===== PROVIDED INFORMATION =====

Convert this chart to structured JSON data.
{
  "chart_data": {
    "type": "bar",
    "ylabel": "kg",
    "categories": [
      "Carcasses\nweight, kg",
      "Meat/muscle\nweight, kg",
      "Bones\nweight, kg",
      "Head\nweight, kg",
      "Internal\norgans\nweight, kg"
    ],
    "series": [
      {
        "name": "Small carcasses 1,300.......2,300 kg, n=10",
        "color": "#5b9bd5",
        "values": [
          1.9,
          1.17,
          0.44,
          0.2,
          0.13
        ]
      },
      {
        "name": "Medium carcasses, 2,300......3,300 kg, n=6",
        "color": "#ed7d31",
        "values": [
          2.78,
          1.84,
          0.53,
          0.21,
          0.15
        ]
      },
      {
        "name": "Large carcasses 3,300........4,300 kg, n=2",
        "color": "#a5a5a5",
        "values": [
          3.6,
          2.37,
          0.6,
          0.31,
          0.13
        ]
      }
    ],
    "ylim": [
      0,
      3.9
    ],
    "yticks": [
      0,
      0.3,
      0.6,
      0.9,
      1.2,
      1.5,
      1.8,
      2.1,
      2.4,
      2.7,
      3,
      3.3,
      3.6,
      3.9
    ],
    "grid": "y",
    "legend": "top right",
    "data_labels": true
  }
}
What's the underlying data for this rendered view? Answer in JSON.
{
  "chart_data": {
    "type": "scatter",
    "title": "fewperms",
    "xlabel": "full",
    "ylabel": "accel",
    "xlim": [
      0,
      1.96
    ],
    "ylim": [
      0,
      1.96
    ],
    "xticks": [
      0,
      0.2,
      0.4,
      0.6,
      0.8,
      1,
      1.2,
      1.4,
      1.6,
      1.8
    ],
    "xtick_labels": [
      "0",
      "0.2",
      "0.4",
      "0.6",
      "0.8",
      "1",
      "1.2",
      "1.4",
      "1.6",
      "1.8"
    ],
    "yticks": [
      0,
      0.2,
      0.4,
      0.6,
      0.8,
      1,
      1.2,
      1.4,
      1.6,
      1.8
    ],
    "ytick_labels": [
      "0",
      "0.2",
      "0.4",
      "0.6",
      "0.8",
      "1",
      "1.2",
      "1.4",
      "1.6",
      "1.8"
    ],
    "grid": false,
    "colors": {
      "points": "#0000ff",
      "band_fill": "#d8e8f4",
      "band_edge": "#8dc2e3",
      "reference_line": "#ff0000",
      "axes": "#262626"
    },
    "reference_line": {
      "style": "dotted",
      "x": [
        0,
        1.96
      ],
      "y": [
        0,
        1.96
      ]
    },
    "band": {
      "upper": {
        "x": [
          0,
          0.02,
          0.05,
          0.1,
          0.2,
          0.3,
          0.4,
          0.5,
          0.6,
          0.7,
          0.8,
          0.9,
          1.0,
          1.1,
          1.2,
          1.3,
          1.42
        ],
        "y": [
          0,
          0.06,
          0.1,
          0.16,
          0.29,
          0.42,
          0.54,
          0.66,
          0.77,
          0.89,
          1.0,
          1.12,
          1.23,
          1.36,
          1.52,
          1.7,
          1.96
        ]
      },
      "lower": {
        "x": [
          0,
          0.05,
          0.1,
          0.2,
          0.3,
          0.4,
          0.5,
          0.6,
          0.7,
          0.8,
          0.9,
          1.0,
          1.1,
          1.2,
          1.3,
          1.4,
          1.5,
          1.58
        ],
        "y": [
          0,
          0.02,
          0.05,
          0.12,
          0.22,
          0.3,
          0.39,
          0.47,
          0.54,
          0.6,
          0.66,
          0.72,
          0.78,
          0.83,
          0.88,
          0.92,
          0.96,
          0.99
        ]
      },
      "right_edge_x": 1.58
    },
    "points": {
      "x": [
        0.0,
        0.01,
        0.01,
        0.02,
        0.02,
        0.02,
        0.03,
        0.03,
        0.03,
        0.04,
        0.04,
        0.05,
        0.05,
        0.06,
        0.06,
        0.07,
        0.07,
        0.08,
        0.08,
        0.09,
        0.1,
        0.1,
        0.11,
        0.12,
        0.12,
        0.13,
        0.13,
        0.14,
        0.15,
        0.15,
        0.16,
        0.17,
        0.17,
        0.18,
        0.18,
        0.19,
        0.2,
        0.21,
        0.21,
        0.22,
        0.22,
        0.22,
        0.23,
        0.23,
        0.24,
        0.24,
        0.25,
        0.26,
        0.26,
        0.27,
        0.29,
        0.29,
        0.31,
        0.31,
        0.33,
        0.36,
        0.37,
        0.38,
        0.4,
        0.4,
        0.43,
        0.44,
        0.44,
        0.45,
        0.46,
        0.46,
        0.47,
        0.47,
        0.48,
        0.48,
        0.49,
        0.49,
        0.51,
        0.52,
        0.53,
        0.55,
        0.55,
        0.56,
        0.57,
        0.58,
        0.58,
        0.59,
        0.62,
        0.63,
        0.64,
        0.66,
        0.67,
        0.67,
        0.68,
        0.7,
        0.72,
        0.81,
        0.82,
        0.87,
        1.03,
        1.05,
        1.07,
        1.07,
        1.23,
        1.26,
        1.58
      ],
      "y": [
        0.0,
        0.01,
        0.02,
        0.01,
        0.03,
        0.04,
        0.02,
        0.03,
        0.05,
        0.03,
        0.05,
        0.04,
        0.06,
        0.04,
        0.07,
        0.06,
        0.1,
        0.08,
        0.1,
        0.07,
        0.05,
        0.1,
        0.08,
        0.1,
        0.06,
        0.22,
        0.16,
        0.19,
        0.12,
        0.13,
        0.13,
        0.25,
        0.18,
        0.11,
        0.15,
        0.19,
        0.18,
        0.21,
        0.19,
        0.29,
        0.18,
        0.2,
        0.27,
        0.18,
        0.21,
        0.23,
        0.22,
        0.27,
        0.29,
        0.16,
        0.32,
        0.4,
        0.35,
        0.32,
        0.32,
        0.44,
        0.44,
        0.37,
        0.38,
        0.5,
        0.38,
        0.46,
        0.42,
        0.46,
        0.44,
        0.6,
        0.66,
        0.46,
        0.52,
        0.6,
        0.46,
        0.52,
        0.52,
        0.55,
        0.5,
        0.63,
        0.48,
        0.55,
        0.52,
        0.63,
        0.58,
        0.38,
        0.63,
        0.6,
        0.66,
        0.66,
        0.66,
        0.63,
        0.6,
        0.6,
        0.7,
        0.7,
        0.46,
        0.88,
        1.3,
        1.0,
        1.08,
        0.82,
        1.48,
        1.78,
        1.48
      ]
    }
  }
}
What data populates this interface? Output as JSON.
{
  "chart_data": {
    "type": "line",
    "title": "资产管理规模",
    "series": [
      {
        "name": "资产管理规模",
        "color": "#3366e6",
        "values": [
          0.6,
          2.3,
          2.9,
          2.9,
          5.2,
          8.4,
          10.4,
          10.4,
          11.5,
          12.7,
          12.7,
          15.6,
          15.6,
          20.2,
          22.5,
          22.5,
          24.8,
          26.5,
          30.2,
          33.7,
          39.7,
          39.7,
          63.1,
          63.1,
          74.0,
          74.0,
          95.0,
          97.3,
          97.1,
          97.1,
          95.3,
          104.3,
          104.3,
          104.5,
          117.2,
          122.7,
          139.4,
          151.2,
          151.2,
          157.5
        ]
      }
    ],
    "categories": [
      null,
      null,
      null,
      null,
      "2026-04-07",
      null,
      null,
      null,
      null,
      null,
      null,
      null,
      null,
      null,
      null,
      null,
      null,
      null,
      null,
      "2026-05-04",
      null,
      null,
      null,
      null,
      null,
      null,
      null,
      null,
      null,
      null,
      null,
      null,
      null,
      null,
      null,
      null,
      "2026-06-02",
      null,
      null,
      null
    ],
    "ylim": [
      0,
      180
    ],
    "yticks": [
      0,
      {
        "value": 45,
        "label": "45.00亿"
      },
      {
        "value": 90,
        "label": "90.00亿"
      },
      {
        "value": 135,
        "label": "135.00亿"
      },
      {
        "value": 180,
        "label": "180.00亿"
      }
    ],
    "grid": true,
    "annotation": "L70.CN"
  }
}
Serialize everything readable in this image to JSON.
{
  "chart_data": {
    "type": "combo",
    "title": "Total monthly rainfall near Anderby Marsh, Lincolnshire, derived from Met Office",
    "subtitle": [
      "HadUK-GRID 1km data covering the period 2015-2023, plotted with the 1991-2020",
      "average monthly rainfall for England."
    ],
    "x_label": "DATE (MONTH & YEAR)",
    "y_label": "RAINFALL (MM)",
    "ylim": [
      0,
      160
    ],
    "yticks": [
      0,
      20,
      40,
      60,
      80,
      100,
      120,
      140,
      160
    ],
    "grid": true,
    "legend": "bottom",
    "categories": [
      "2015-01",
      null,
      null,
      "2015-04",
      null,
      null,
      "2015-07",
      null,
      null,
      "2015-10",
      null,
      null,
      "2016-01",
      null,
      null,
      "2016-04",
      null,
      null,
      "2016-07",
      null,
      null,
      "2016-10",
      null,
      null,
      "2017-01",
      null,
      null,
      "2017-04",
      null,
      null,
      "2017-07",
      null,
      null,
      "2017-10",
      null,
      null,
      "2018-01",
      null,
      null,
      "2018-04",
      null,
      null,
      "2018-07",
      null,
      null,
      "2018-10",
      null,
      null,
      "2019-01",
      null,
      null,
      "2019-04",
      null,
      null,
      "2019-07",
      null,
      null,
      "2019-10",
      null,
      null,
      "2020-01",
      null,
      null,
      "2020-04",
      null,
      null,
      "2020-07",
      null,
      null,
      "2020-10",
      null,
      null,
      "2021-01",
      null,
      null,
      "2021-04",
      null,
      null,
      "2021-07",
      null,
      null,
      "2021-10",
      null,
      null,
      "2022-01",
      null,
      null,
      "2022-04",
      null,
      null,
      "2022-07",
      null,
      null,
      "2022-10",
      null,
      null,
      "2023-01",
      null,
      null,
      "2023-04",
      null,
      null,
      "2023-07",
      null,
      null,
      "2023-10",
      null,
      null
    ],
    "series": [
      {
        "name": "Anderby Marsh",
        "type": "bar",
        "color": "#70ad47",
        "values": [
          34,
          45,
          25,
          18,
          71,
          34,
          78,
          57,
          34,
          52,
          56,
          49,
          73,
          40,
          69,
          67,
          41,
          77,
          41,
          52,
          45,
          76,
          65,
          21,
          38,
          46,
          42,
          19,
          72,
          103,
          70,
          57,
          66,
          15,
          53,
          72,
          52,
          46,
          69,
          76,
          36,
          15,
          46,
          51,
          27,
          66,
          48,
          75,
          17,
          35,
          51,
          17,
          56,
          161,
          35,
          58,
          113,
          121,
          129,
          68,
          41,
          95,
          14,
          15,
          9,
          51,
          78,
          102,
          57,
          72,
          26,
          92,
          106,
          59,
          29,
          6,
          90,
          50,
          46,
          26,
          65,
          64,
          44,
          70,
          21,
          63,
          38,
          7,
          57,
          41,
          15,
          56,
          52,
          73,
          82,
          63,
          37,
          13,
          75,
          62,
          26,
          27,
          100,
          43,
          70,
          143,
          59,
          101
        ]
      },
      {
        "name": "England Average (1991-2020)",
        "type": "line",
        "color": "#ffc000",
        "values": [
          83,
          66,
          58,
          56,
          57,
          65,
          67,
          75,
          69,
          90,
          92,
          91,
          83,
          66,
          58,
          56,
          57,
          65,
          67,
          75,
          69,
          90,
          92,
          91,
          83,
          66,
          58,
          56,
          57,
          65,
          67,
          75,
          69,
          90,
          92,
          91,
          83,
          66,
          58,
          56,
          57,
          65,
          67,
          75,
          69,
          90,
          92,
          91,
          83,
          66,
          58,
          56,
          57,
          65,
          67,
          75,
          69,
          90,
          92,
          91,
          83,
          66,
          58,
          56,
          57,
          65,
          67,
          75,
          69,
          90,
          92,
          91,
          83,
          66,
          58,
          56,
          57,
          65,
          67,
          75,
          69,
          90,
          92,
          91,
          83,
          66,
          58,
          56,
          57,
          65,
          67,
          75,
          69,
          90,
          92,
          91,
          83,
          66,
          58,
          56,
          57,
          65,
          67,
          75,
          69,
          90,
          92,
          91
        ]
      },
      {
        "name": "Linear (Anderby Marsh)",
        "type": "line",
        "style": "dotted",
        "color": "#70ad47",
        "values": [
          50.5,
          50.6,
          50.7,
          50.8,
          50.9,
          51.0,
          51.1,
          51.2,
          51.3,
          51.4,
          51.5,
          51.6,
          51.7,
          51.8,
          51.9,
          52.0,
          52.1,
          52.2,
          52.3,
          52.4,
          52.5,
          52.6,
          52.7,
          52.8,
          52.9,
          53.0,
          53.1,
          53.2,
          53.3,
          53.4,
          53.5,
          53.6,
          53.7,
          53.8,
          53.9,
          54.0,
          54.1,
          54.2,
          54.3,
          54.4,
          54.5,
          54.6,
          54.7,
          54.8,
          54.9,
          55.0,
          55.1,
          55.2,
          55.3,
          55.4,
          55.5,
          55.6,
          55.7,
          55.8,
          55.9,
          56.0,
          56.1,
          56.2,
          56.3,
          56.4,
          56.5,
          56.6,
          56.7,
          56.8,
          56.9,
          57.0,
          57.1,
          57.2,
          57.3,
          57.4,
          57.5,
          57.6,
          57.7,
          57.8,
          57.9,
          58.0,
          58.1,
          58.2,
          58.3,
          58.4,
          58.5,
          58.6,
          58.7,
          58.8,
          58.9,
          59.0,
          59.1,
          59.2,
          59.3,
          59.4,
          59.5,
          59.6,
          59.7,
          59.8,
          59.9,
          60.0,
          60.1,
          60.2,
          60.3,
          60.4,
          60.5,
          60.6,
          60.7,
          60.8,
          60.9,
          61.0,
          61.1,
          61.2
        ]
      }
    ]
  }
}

=====

EXERCISE DIRECTIONS: Show all lines in the entries above where the string "England" appears.

SOLUTION FOR THIS EXERCISE:
      "average monthly rainfall for England."
        "name": "England Average (1991-2020)",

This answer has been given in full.